BEGIN
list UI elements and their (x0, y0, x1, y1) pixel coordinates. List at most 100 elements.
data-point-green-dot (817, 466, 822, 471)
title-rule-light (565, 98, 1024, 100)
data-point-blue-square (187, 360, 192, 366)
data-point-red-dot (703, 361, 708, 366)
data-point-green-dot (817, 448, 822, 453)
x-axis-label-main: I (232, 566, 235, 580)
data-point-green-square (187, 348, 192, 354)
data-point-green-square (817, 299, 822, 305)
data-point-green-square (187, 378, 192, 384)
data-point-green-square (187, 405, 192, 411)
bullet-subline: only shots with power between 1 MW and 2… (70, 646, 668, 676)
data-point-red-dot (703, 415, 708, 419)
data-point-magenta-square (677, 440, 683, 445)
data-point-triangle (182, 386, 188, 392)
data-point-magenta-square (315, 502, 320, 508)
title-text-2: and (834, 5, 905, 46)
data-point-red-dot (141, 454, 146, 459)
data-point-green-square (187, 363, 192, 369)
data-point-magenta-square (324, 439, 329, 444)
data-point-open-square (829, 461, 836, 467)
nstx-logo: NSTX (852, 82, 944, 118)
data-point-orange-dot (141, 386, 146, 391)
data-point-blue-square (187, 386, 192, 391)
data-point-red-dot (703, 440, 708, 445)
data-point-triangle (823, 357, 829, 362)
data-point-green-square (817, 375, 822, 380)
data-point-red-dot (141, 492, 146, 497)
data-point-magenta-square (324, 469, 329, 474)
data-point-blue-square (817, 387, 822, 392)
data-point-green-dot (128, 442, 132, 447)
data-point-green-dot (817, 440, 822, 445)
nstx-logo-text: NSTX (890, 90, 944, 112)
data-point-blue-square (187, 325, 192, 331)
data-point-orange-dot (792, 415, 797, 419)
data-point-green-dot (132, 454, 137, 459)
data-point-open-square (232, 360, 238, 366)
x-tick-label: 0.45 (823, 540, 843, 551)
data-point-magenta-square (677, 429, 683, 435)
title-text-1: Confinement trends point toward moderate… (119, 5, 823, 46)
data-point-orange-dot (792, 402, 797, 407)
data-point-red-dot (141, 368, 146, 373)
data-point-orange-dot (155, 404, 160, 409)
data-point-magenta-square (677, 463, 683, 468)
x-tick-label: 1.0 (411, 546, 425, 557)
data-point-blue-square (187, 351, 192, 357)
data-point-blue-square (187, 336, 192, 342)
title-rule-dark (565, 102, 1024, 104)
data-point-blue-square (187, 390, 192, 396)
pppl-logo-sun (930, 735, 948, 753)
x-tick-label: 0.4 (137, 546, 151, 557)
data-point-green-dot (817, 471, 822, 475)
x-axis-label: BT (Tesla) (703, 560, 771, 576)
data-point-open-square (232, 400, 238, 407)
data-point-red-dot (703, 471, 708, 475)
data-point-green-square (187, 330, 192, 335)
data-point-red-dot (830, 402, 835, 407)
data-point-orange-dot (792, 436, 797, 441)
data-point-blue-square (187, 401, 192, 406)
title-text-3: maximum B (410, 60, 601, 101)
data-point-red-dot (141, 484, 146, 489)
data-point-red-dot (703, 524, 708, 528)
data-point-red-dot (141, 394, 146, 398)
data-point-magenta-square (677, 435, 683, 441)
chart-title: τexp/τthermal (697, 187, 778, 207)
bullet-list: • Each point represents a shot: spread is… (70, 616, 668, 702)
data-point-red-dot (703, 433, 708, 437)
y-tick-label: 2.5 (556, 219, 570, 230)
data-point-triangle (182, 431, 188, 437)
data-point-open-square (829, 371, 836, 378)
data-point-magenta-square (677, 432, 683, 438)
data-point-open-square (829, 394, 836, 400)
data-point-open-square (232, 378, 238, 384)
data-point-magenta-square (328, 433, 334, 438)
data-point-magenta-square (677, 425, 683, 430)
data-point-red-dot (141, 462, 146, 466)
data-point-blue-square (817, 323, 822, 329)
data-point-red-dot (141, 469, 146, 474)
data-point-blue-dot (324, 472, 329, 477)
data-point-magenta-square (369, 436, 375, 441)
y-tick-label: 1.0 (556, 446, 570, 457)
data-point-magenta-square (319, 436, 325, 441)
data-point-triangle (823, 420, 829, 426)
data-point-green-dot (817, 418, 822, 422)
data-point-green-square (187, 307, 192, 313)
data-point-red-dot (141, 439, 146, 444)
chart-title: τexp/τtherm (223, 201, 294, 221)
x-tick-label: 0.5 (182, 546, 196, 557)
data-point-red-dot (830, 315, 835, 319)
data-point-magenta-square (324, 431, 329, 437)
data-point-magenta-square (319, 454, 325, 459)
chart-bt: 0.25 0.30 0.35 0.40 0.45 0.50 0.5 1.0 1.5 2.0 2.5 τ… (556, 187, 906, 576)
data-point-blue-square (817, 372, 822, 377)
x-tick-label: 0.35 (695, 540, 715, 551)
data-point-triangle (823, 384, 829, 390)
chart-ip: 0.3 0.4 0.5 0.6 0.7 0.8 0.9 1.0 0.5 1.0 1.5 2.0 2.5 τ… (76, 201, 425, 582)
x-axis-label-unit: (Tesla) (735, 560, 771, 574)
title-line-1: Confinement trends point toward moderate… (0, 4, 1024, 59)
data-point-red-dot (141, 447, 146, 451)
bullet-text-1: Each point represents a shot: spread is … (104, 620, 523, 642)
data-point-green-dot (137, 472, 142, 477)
END
EXERCISE OBJECTIVE
Pull out every row above and reproduce each one word for word, with all its coordinates unchanged.

EXERCISE RESULT
list UI elements and their (x0, y0, x1, y1) pixel coordinates. List at most 100 elements.
data-point-green-dot (817, 466, 822, 471)
title-rule-light (565, 98, 1024, 100)
data-point-blue-square (187, 360, 192, 366)
data-point-red-dot (703, 361, 708, 366)
data-point-green-dot (817, 448, 822, 453)
x-axis-label-main: I (232, 566, 235, 580)
data-point-green-square (187, 348, 192, 354)
data-point-green-square (817, 299, 822, 305)
data-point-green-square (187, 378, 192, 384)
data-point-green-square (187, 405, 192, 411)
bullet-subline: only shots with power between 1 MW and 2… (70, 646, 668, 676)
data-point-red-dot (703, 415, 708, 419)
data-point-magenta-square (677, 440, 683, 445)
data-point-triangle (182, 386, 188, 392)
data-point-magenta-square (315, 502, 320, 508)
title-text-2: and (834, 5, 905, 46)
data-point-red-dot (141, 454, 146, 459)
data-point-green-square (187, 363, 192, 369)
data-point-magenta-square (324, 439, 329, 444)
data-point-open-square (829, 461, 836, 467)
nstx-logo: NSTX (852, 82, 944, 118)
data-point-orange-dot (141, 386, 146, 391)
data-point-blue-square (187, 386, 192, 391)
data-point-red-dot (703, 440, 708, 445)
data-point-triangle (823, 357, 829, 362)
data-point-green-square (817, 375, 822, 380)
data-point-red-dot (141, 492, 146, 497)
data-point-magenta-square (324, 469, 329, 474)
data-point-blue-square (817, 387, 822, 392)
data-point-green-dot (128, 442, 132, 447)
data-point-green-dot (817, 440, 822, 445)
nstx-logo-text: NSTX (890, 90, 944, 112)
data-point-blue-square (187, 325, 192, 331)
data-point-orange-dot (792, 415, 797, 419)
data-point-green-dot (132, 454, 137, 459)
data-point-open-square (232, 360, 238, 366)
x-tick-label: 0.45 (823, 540, 843, 551)
data-point-magenta-square (677, 429, 683, 435)
title-text-1: Confinement trends point toward moderate… (119, 5, 823, 46)
data-point-orange-dot (792, 402, 797, 407)
data-point-red-dot (141, 368, 146, 373)
data-point-orange-dot (155, 404, 160, 409)
data-point-magenta-square (677, 463, 683, 468)
x-tick-label: 1.0 (411, 546, 425, 557)
data-point-blue-square (187, 351, 192, 357)
data-point-blue-square (187, 336, 192, 342)
title-rule-dark (565, 102, 1024, 104)
data-point-blue-square (187, 390, 192, 396)
pppl-logo-sun (930, 735, 948, 753)
x-tick-label: 0.4 (137, 546, 151, 557)
data-point-green-dot (817, 471, 822, 475)
x-axis-label: BT (Tesla) (703, 560, 771, 576)
data-point-open-square (232, 400, 238, 407)
data-point-red-dot (703, 471, 708, 475)
data-point-green-square (187, 330, 192, 335)
data-point-red-dot (830, 402, 835, 407)
data-point-orange-dot (792, 436, 797, 441)
data-point-blue-square (187, 401, 192, 406)
title-text-3: maximum B (410, 60, 601, 101)
data-point-red-dot (141, 484, 146, 489)
data-point-red-dot (703, 524, 708, 528)
data-point-red-dot (141, 394, 146, 398)
data-point-magenta-square (677, 435, 683, 441)
chart-title: τexp/τthermal (697, 187, 778, 207)
bullet-list: • Each point represents a shot: spread is… (70, 616, 668, 702)
data-point-red-dot (703, 433, 708, 437)
y-tick-label: 2.5 (556, 219, 570, 230)
data-point-triangle (182, 431, 188, 437)
data-point-open-square (829, 371, 836, 378)
data-point-magenta-square (677, 432, 683, 438)
data-point-open-square (829, 394, 836, 400)
data-point-open-square (232, 378, 238, 384)
data-point-magenta-square (328, 433, 334, 438)
data-point-magenta-square (677, 425, 683, 430)
data-point-red-dot (141, 462, 146, 466)
data-point-blue-square (817, 323, 822, 329)
data-point-red-dot (141, 469, 146, 474)
data-point-blue-dot (324, 472, 329, 477)
data-point-magenta-square (369, 436, 375, 441)
y-tick-label: 1.0 (556, 446, 570, 457)
data-point-magenta-square (319, 436, 325, 441)
data-point-triangle (823, 420, 829, 426)
data-point-green-dot (817, 418, 822, 422)
data-point-green-square (187, 307, 192, 313)
data-point-red-dot (141, 439, 146, 444)
chart-title: τexp/τtherm (223, 201, 294, 221)
x-tick-label: 0.5 (182, 546, 196, 557)
data-point-red-dot (830, 315, 835, 319)
data-point-magenta-square (324, 431, 329, 437)
data-point-magenta-square (319, 454, 325, 459)
chart-bt: 0.25 0.30 0.35 0.40 0.45 0.50 0.5 1.0 1.5 2.0 2.5 τ… (556, 187, 906, 576)
data-point-blue-square (817, 372, 822, 377)
x-tick-label: 0.35 (695, 540, 715, 551)
data-point-triangle (823, 384, 829, 390)
chart-ip: 0.3 0.4 0.5 0.6 0.7 0.8 0.9 1.0 0.5 1.0 1.5 2.0 2.5 τ… (76, 201, 425, 582)
x-axis-label-unit: (Tesla) (735, 560, 771, 574)
title-line-1: Confinement trends point toward moderate… (0, 4, 1024, 59)
data-point-red-dot (141, 447, 146, 451)
bullet-text-1: Each point represents a shot: spread is … (104, 620, 523, 642)
data-point-green-dot (137, 472, 142, 477)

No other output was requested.